## Begin

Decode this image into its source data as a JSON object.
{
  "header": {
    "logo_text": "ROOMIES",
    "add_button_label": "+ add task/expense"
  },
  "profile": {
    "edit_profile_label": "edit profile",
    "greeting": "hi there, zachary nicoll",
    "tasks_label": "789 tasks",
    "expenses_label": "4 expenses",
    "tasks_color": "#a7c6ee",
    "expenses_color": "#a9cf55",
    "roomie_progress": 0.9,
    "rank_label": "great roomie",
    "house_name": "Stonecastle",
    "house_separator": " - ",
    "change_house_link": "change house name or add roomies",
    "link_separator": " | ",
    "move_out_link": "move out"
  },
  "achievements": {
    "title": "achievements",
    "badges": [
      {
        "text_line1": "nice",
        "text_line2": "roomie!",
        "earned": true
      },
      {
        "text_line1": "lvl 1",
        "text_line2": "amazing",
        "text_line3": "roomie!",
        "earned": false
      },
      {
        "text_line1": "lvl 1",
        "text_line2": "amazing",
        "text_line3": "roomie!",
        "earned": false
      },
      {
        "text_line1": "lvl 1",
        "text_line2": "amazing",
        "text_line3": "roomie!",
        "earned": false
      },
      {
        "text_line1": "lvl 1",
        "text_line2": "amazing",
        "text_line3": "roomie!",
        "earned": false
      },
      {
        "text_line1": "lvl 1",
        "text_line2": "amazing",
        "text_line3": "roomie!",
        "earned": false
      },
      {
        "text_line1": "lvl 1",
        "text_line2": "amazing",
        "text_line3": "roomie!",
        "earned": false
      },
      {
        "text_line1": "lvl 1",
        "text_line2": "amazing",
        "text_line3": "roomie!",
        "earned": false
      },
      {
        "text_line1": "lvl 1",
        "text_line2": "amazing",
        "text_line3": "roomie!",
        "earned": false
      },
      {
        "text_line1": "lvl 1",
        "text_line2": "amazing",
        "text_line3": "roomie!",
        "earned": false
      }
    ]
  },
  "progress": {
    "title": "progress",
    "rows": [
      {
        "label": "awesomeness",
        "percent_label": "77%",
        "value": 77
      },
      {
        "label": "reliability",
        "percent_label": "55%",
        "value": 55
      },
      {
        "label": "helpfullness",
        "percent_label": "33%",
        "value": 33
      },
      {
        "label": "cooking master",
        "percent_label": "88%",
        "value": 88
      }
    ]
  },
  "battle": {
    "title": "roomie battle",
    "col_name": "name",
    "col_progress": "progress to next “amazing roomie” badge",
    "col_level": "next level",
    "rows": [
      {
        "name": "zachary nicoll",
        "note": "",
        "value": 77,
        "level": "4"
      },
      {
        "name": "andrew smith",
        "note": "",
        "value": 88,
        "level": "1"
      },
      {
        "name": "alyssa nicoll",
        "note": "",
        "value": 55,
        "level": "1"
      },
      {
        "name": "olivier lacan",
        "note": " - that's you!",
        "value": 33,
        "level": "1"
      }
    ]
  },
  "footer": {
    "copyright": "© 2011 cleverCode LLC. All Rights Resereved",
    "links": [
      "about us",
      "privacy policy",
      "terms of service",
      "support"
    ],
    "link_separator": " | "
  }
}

## End

* _Written problem_: Take the lines above and print them exactly.

* _Answer to the task_:
Decode this image into its source data as a JSON object.
{
  "header": {
    "logo_text": "ROOMIES",
    "add_button_label": "+ add task/expense"
  },
  "profile": {
    "edit_profile_label": "edit profile",
    "greeting": "hi there, zachary nicoll",
    "tasks_label": "789 tasks",
    "expenses_label": "4 expenses",
    "tasks_color": "#a7c6ee",
    "expenses_color": "#a9cf55",
    "roomie_progress": 0.9,
    "rank_label": "great roomie",
    "house_name": "Stonecastle",
    "house_separator": " - ",
    "change_house_link": "change house name or add roomies",
    "link_separator": " | ",
    "move_out_link": "move out"
  },
  "achievements": {
    "title": "achievements",
    "badges": [
      {
        "text_line1": "nice",
        "text_line2": "roomie!",
        "earned": true
      },
      {
        "text_line1": "lvl 1",
        "text_line2": "amazing",
        "text_line3": "roomie!",
        "earned": false
      },
      {
        "text_line1": "lvl 1",
        "text_line2": "amazing",
        "text_line3": "roomie!",
        "earned": false
      },
      {
        "text_line1": "lvl 1",
        "text_line2": "amazing",
        "text_line3": "roomie!",
        "earned": false
      },
      {
        "text_line1": "lvl 1",
        "text_line2": "amazing",
        "text_line3": "roomie!",
        "earned": false
      },
      {
        "text_line1": "lvl 1",
        "text_line2": "amazing",
        "text_line3": "roomie!",
        "earned": false
      },
      {
        "text_line1": "lvl 1",
        "text_line2": "amazing",
        "text_line3": "roomie!",
        "earned": false
      },
      {
        "text_line1": "lvl 1",
        "text_line2": "amazing",
        "text_line3": "roomie!",
        "earned": false
      },
      {
        "text_line1": "lvl 1",
        "text_line2": "amazing",
        "text_line3": "roomie!",
        "earned": false
      },
      {
        "text_line1": "lvl 1",
        "text_line2": "amazing",
        "text_line3": "roomie!",
        "earned": false
      }
    ]
  },
  "progress": {
    "title": "progress",
    "rows": [
      {
        "label": "awesomeness",
        "percent_label": "77%",
        "value": 77
      },
      {
        "label": "reliability",
        "percent_label": "55%",
        "value": 55
      },
      {
        "label": "helpfullness",
        "percent_label": "33%",
        "value": 33
      },
      {
        "label": "cooking master",
        "percent_label": "88%",
        "value": 88
      }
    ]
  },
  "battle": {
    "title": "roomie battle",
    "col_name": "name",
    "col_progress": "progress to next “amazing roomie” badge",
    "col_level": "next level",
    "rows": [
      {
        "name": "zachary nicoll",
        "note": "",
        "value": 77,
        "level": "4"
      },
      {
        "name": "andrew smith",
        "note": "",
        "value": 88,
        "level": "1"
      },
      {
        "name": "alyssa nicoll",
        "note": "",
        "value": 55,
        "level": "1"
      },
      {
        "name": "olivier lacan",
        "note": " - that's you!",
        "value": 33,
        "level": "1"
      }
    ]
  },
  "footer": {
    "copyright": "© 2011 cleverCode LLC. All Rights Resereved",
    "links": [
      "about us",
      "privacy policy",
      "terms of service",
      "support"
    ],
    "link_separator": " | "
  }
}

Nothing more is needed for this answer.